§ Goal of the exercise
Find the lines holding the string "condensadores" in the data, then copy all of them.

(Stored records)
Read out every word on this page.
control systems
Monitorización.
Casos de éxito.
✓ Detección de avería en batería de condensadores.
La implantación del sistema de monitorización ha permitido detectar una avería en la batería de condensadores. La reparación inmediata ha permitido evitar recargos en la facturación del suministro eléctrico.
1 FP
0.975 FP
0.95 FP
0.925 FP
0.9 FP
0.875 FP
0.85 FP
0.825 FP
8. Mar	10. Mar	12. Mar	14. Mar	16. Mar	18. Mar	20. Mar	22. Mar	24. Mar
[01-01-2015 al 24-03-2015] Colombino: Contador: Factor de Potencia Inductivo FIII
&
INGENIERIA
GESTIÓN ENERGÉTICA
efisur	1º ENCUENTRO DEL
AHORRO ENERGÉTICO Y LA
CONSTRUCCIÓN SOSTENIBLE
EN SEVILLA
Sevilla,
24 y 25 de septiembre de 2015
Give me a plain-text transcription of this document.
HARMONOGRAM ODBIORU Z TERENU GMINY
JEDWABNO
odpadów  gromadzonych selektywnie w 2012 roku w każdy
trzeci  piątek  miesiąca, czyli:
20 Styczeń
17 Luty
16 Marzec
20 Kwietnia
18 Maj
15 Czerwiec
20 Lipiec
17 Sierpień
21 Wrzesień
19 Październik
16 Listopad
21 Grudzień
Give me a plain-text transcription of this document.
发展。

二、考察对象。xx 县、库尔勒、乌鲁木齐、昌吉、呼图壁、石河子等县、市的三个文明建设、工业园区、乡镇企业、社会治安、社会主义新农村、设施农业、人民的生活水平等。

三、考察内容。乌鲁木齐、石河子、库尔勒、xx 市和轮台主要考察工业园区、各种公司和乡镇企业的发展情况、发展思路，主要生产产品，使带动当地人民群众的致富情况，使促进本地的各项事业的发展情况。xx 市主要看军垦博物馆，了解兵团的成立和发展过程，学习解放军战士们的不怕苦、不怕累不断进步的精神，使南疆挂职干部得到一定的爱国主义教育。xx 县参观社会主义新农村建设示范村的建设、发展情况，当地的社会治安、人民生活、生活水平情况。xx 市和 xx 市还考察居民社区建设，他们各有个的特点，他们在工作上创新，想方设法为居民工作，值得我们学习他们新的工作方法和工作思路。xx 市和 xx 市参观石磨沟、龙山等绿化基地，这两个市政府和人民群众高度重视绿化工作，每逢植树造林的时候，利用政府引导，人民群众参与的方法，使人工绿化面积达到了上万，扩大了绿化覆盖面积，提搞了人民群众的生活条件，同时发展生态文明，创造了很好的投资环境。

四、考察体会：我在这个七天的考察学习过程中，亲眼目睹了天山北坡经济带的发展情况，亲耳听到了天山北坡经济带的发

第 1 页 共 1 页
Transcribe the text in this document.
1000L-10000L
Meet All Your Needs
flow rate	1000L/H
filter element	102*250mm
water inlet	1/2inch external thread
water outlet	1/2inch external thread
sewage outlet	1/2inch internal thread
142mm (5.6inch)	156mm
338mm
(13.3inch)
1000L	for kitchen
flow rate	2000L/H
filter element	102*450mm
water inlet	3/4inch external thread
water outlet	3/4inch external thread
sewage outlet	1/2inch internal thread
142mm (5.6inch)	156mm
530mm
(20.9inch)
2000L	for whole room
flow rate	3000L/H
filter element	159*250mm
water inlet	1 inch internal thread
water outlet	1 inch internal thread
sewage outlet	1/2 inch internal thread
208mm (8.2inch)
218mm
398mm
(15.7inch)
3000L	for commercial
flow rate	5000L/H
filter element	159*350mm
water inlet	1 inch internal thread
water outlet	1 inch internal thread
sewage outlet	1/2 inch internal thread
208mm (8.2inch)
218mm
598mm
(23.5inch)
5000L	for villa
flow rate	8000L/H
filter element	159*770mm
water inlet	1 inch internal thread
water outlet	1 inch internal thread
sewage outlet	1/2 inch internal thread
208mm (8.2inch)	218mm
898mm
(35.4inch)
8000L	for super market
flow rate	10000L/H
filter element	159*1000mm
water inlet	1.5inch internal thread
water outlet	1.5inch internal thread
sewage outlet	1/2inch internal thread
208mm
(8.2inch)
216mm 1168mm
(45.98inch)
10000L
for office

§ Written response
✓ Detección de avería en batería de condensadores.
La implantación del sistema de monitorización ha permitido detectar una avería en la batería de condensadores. La reparación inmediata ha permitido evitar recargos en la facturación del suministro eléctrico.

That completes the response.